(Records from a data source)
◆ ◆ ◆
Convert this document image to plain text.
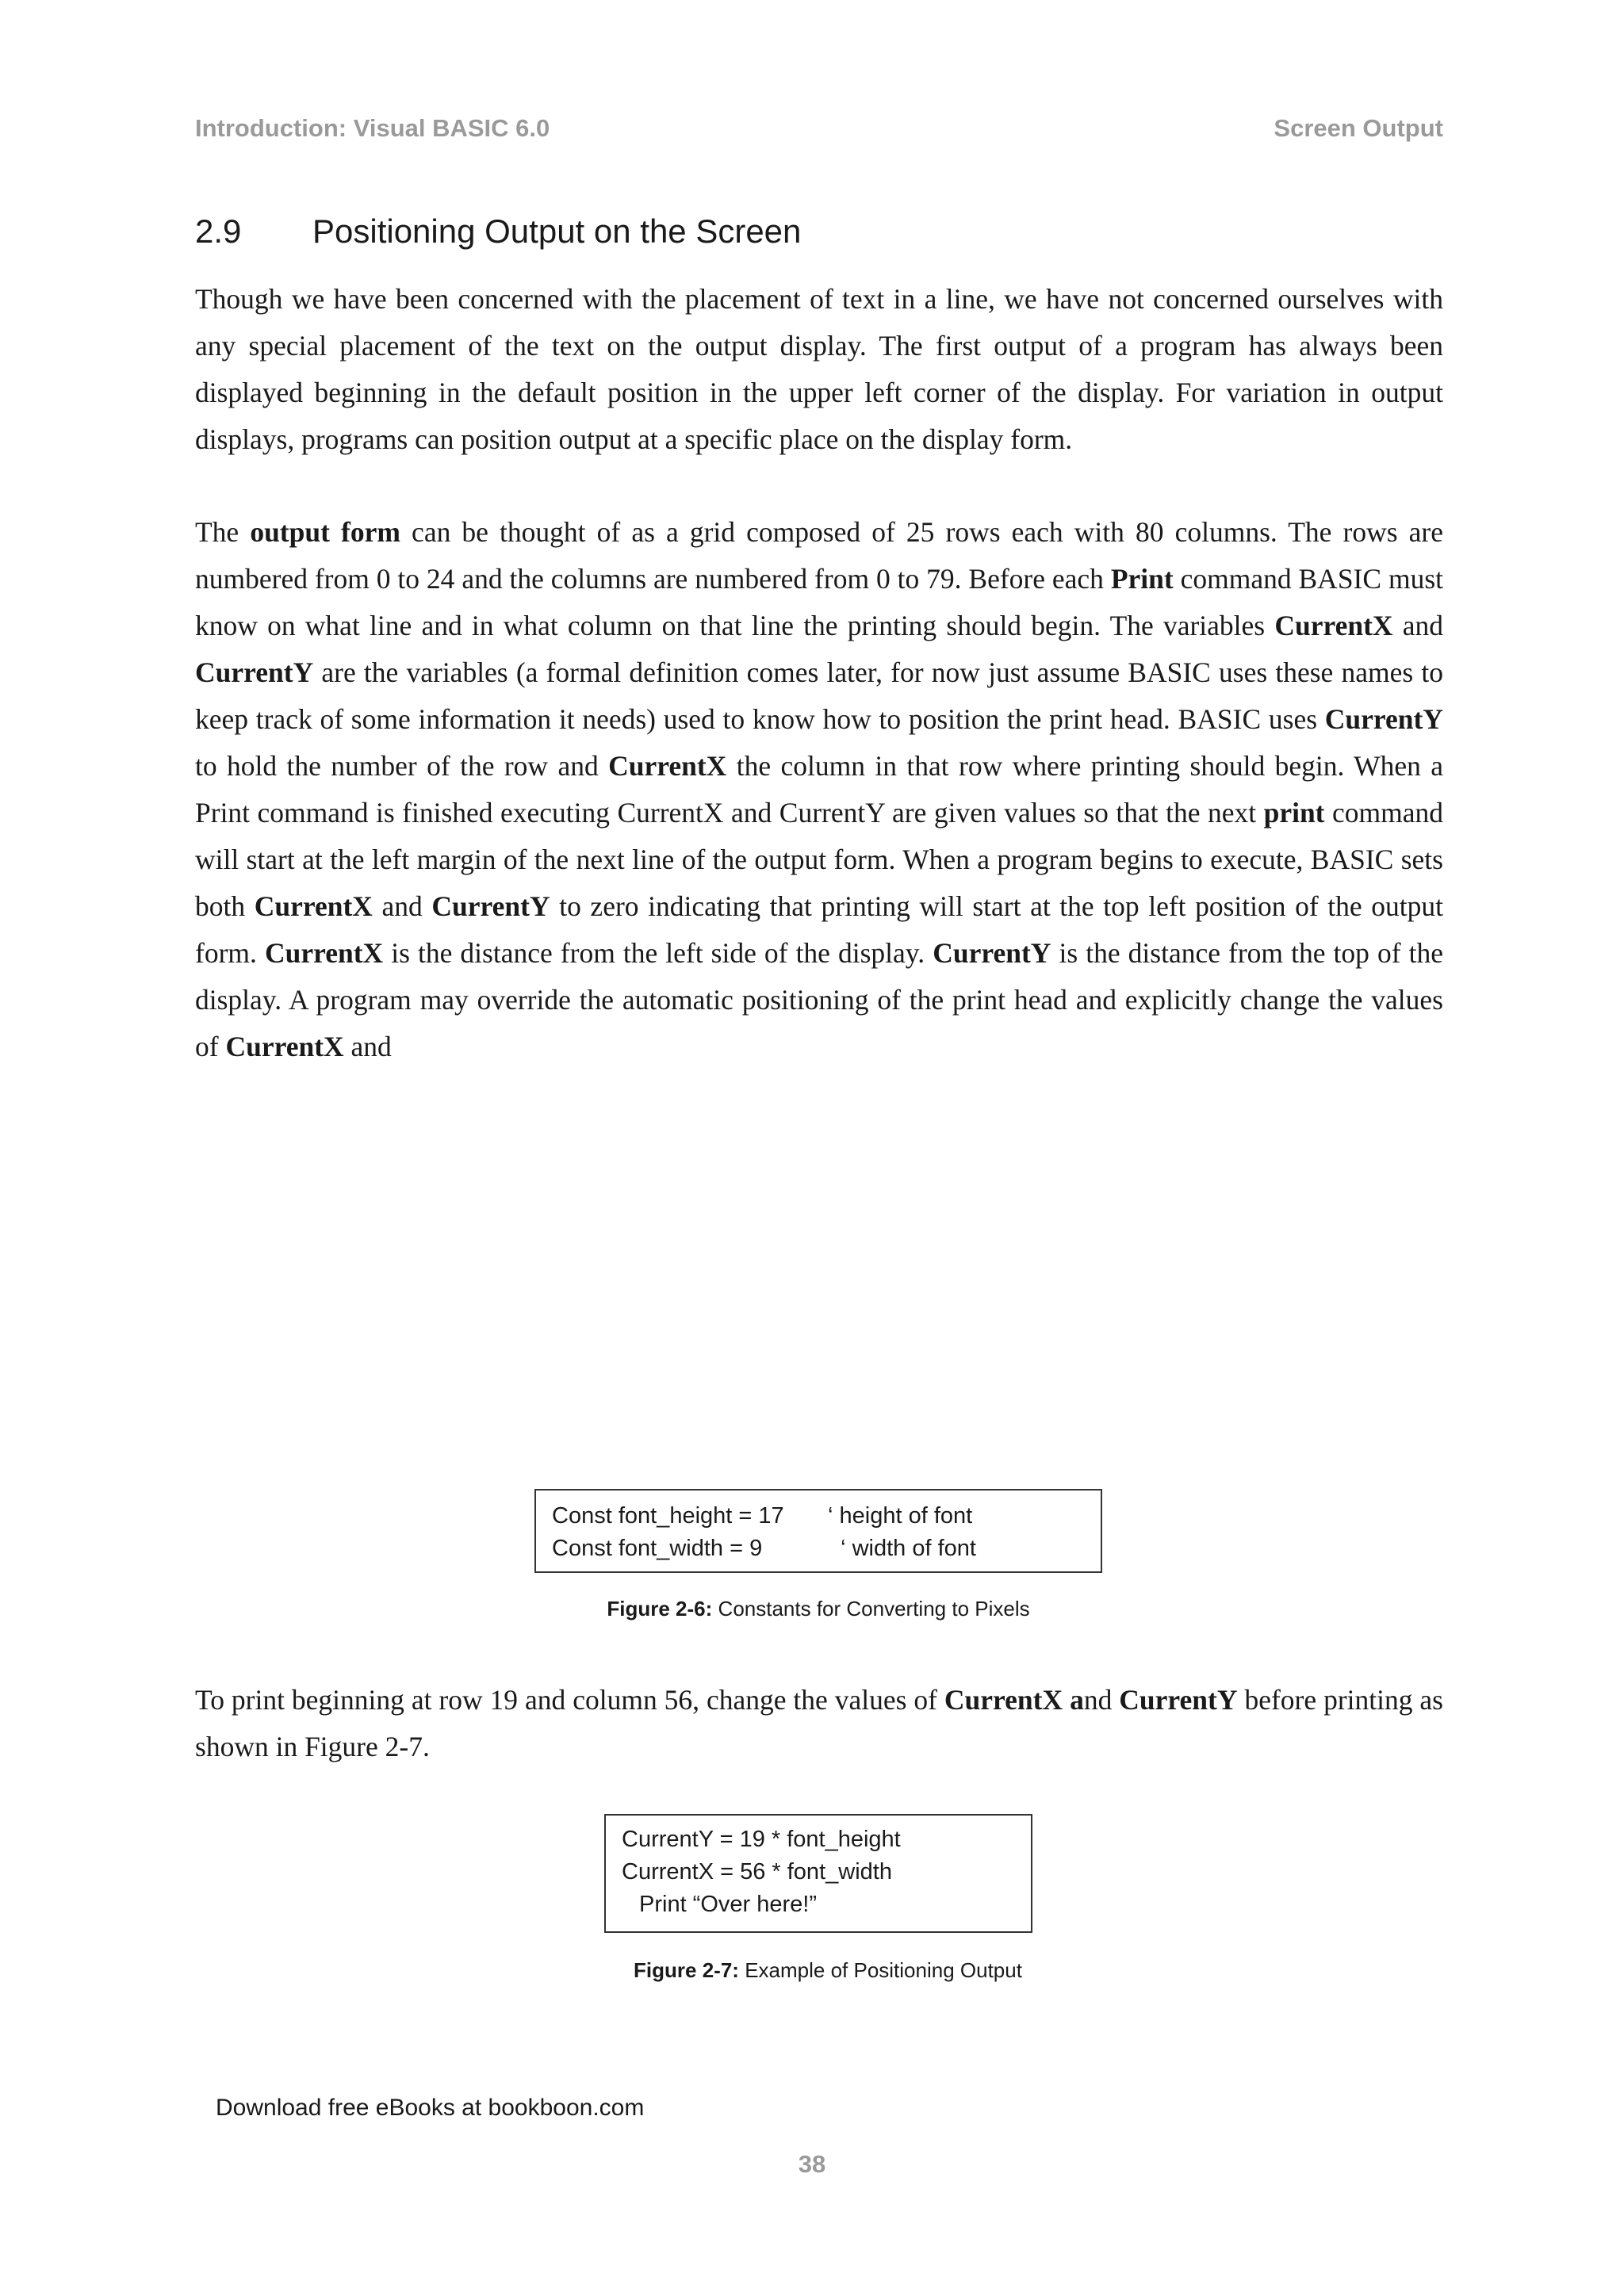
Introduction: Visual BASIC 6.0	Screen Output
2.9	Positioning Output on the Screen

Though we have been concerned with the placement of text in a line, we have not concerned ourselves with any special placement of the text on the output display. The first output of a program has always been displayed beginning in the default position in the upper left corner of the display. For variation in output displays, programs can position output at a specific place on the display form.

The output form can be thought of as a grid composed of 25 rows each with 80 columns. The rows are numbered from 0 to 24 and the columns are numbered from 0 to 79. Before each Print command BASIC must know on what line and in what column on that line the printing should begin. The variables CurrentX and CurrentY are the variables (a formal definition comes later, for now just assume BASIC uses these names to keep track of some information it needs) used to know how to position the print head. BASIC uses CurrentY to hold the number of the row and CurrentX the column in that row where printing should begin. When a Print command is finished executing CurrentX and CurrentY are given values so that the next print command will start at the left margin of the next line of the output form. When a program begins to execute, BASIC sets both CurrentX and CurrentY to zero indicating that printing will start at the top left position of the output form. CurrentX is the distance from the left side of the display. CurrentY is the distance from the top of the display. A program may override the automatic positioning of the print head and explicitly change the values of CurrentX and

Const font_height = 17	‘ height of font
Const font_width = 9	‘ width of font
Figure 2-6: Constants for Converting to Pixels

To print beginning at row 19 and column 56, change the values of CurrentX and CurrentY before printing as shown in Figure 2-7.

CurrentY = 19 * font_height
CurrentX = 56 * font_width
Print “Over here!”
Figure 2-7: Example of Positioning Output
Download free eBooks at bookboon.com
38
◆ ◆ ◆
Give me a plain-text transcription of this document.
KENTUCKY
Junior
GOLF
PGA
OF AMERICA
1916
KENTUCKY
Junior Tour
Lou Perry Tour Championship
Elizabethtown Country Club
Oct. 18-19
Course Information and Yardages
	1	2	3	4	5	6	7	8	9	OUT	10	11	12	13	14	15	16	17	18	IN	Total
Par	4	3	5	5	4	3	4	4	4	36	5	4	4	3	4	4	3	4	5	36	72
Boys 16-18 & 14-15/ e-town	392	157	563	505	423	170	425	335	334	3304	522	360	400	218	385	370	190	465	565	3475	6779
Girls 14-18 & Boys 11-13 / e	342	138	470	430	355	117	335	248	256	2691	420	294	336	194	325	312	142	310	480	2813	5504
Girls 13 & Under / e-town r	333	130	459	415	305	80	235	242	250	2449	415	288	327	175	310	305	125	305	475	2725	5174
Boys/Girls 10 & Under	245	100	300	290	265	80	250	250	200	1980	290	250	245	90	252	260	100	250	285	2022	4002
◆ ◆ ◆
> JOB
Each line above that includes "Girls" should be shown.

> ANSWER TO THE EXERCISE
Girls 14-18 & Boys 11-13 / e	342	138	470	430	355	117	335	248	256	2691	420	294	336	194	325	312	142	310	480	2813	5504
Girls 13 & Under / e-town r	333	130	459	415	305	80	235	242	250	2449	415	288	327	175	310	305	125	305	475	2725	5174
Boys/Girls 10 & Under	245	100	300	290	265	80	250	250	200	1980	290	250	245	90	252	260	100	250	285	2022	4002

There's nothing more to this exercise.